◆ STATED EXERCISE ◆
Below are records. Copy every line with "Amberley" in it.

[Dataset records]

========

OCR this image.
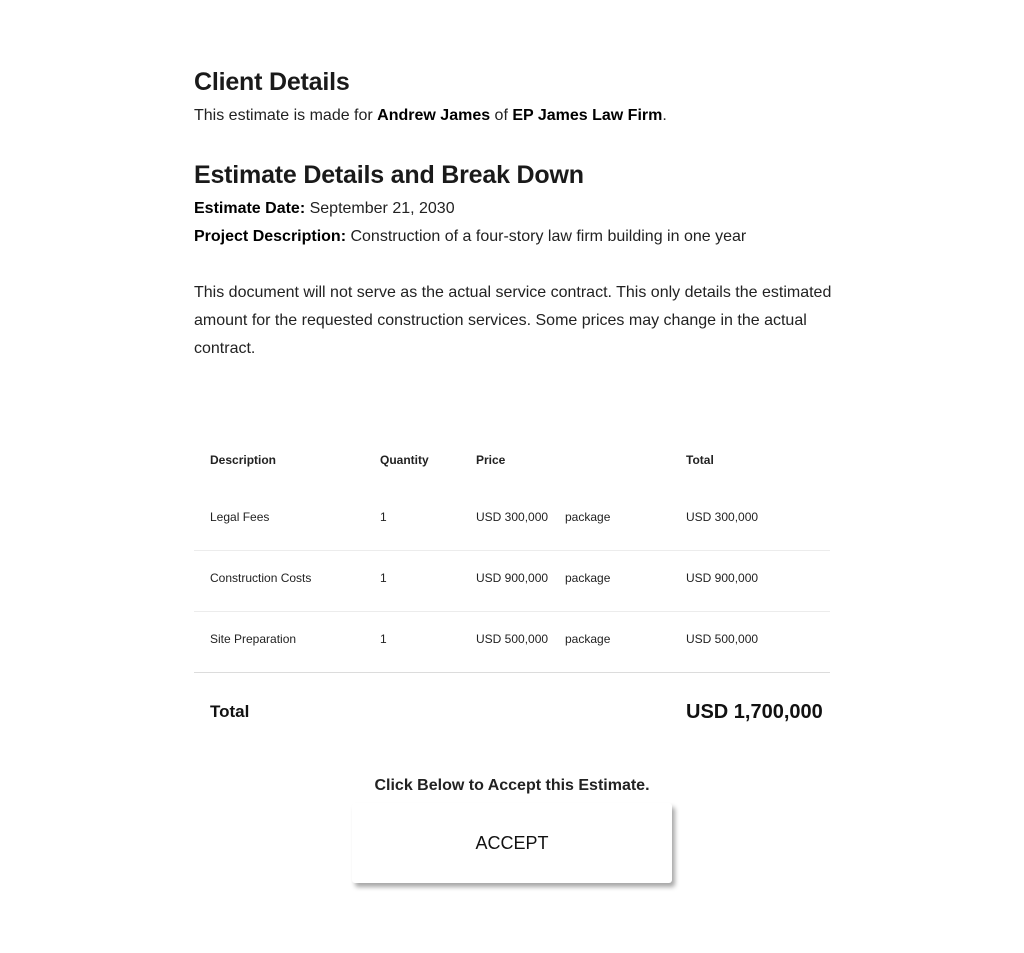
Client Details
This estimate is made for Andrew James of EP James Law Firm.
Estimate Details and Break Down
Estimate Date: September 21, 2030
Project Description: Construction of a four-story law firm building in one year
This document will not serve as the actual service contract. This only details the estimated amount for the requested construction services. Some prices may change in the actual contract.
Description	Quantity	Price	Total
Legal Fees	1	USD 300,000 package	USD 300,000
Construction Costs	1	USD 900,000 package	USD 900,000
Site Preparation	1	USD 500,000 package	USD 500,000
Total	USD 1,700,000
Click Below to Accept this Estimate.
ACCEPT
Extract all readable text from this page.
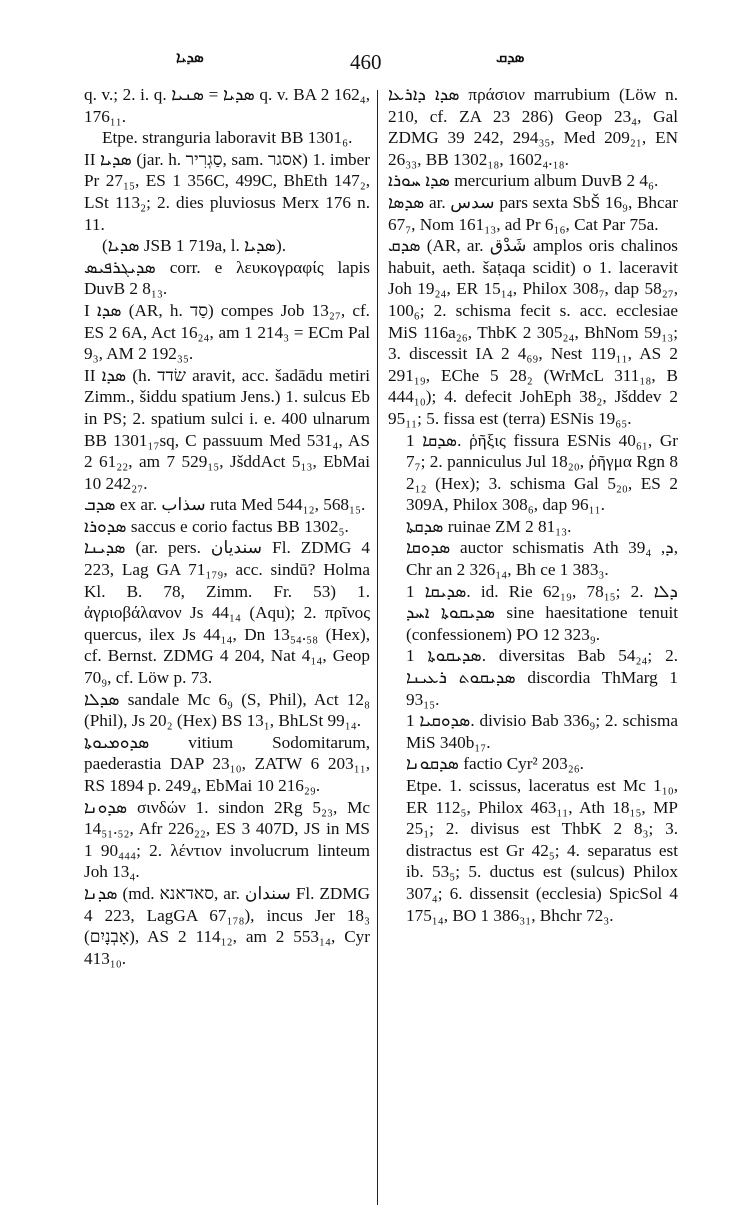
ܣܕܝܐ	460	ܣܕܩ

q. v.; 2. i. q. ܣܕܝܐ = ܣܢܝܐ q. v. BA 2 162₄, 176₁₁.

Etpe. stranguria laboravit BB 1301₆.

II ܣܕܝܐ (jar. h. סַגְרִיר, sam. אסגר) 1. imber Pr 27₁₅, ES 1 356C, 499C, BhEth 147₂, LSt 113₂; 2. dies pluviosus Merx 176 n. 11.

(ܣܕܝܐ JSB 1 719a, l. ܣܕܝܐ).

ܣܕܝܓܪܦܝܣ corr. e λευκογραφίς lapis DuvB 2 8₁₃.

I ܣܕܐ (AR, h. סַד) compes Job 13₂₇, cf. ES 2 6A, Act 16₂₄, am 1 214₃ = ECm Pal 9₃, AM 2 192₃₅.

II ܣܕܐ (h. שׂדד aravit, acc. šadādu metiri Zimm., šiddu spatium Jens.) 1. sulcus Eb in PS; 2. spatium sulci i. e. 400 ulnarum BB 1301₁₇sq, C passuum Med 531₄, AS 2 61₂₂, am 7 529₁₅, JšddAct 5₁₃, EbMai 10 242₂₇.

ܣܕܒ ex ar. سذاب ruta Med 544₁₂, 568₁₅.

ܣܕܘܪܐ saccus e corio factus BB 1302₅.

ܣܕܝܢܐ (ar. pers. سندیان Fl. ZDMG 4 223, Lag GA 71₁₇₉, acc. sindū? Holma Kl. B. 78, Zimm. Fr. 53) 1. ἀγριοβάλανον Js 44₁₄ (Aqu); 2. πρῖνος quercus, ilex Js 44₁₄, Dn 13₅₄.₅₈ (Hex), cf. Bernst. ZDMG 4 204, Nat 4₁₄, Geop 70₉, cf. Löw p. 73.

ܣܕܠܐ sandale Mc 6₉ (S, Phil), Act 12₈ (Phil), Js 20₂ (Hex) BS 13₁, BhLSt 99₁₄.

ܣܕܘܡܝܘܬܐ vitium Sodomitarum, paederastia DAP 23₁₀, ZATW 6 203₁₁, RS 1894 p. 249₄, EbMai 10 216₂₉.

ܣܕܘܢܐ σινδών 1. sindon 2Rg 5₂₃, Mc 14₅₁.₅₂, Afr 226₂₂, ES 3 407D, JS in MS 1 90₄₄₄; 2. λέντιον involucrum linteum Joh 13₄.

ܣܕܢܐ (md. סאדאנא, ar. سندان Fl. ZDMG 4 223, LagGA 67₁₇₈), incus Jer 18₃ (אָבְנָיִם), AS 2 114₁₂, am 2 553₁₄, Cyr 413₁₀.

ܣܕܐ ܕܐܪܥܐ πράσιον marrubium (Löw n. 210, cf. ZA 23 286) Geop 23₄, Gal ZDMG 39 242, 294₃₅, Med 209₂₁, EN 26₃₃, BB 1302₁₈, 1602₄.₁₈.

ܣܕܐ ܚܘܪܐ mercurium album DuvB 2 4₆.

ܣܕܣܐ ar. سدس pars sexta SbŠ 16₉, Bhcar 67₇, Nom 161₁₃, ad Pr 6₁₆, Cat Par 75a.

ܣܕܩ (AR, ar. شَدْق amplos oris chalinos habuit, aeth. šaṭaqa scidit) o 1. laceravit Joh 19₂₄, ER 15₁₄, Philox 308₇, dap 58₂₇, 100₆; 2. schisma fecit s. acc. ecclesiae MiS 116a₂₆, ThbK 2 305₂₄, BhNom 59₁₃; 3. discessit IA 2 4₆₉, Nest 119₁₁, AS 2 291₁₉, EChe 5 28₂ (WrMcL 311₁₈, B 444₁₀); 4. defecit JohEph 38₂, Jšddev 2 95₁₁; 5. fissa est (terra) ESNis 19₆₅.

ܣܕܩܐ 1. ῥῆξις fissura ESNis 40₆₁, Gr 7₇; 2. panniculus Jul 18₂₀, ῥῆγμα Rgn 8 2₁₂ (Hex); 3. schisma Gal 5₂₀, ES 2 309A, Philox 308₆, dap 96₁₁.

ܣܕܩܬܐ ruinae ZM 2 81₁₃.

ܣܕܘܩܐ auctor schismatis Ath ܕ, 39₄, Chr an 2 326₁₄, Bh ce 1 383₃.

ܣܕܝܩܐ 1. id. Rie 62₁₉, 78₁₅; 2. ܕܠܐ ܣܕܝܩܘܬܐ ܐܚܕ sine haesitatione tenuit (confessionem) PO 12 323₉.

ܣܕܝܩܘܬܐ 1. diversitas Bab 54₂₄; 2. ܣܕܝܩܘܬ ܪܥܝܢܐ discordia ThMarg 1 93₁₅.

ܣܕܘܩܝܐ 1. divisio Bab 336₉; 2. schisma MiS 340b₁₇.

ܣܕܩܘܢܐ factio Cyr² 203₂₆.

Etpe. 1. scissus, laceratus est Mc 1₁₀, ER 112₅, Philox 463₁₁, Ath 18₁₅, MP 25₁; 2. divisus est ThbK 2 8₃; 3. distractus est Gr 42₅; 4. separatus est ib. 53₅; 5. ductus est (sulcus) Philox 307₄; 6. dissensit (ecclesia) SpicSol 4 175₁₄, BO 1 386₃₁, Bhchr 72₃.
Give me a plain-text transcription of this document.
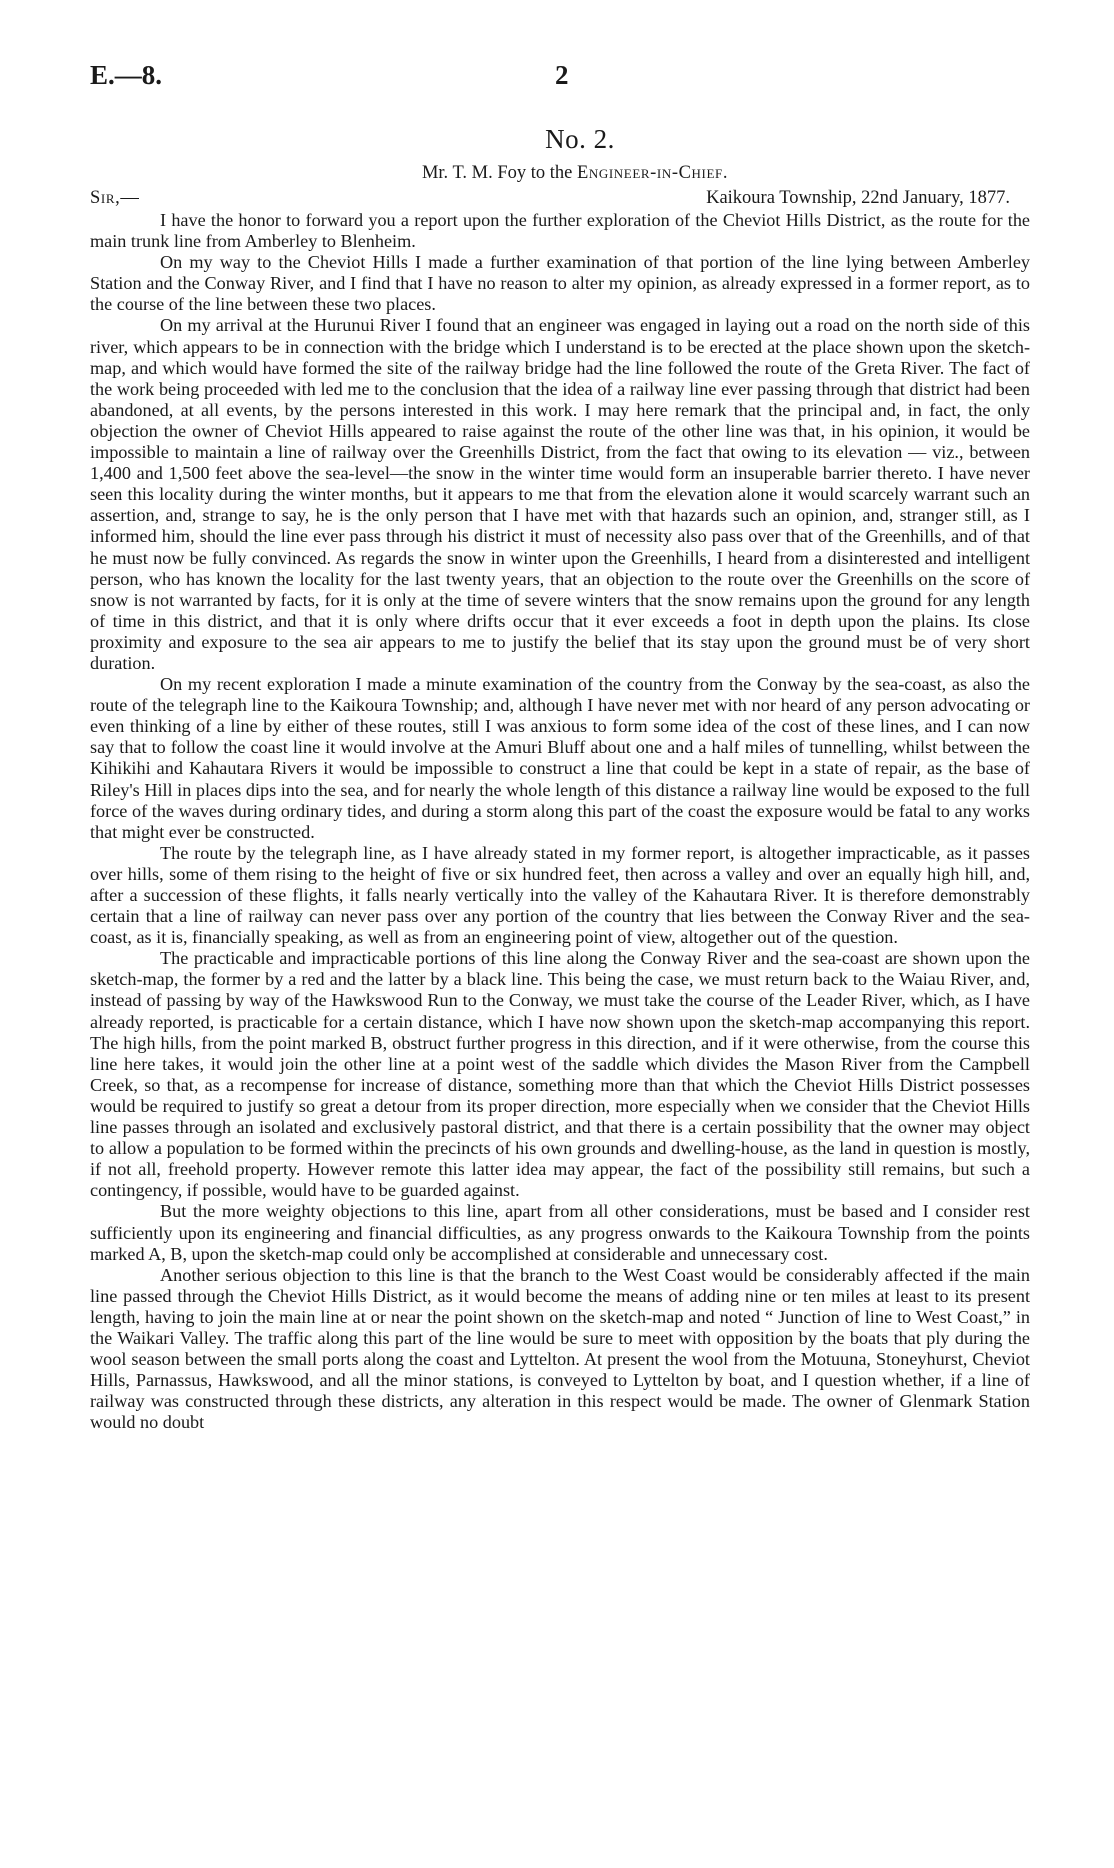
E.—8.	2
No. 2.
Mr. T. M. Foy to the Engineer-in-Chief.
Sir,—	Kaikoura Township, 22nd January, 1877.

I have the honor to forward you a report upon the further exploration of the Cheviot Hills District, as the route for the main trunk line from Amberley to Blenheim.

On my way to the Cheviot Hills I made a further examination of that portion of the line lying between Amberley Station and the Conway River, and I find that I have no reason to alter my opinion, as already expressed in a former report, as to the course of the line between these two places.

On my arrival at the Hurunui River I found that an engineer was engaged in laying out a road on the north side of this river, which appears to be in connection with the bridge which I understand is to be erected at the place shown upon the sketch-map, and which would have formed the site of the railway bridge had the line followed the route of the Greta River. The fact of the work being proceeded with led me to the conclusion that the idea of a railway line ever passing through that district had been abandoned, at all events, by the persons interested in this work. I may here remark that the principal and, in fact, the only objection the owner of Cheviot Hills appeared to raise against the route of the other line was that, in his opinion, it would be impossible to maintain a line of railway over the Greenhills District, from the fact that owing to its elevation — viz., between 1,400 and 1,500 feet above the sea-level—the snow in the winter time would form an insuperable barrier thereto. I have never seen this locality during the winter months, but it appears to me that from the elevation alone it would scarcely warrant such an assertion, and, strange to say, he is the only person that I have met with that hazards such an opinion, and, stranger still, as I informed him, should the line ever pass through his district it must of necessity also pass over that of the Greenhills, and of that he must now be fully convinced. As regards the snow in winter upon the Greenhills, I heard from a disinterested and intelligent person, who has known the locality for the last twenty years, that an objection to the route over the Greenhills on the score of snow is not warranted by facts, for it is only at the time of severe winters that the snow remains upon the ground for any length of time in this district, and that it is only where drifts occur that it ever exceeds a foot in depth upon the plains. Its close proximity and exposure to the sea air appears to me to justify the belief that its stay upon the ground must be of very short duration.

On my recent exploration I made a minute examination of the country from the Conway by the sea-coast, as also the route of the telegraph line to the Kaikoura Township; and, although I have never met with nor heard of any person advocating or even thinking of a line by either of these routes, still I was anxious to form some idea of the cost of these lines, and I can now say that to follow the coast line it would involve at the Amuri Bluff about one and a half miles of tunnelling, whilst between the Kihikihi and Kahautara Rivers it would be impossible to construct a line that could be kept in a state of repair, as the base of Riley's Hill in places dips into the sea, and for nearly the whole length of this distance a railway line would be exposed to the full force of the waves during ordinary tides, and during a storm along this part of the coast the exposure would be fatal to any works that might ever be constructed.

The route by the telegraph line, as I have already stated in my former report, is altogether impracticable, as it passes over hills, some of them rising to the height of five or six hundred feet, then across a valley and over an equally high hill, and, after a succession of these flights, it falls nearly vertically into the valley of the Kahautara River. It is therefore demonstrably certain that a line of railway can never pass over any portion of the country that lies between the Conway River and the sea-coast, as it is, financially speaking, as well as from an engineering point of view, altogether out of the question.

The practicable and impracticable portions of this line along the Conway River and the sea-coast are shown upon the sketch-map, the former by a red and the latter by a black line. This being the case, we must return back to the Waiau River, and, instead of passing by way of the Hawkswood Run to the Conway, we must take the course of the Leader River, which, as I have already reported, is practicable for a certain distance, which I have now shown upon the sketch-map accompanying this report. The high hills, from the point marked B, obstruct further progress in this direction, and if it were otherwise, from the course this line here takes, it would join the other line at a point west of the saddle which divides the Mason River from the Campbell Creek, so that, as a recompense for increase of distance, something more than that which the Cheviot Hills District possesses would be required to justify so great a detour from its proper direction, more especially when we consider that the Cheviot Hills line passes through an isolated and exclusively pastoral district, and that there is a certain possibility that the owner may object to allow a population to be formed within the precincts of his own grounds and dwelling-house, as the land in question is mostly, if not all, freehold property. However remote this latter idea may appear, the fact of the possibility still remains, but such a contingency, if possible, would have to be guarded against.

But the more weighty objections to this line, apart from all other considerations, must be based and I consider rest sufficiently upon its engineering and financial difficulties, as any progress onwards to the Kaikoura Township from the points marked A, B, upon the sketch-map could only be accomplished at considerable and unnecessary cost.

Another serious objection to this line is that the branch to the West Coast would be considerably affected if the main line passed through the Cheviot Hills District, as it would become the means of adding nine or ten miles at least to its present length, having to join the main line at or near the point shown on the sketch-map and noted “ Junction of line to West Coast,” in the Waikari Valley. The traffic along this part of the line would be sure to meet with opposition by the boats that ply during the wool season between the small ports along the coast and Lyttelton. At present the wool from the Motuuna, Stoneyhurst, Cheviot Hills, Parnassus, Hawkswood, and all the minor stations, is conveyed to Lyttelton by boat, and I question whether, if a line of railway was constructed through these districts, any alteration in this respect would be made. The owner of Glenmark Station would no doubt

========

◆ EXERCISE OUTPUT ◆
I have the honor to forward you a report upon the further exploration of the Cheviot Hills District, as the route for the main trunk line from Amberley to Blenheim.
On my way to the Cheviot Hills I made a further examination of that portion of the line lying between Amberley Station and the Conway River, and I find that I have no reason to alter my opinion, as already expressed in a former report, as to the course of the line between these two places.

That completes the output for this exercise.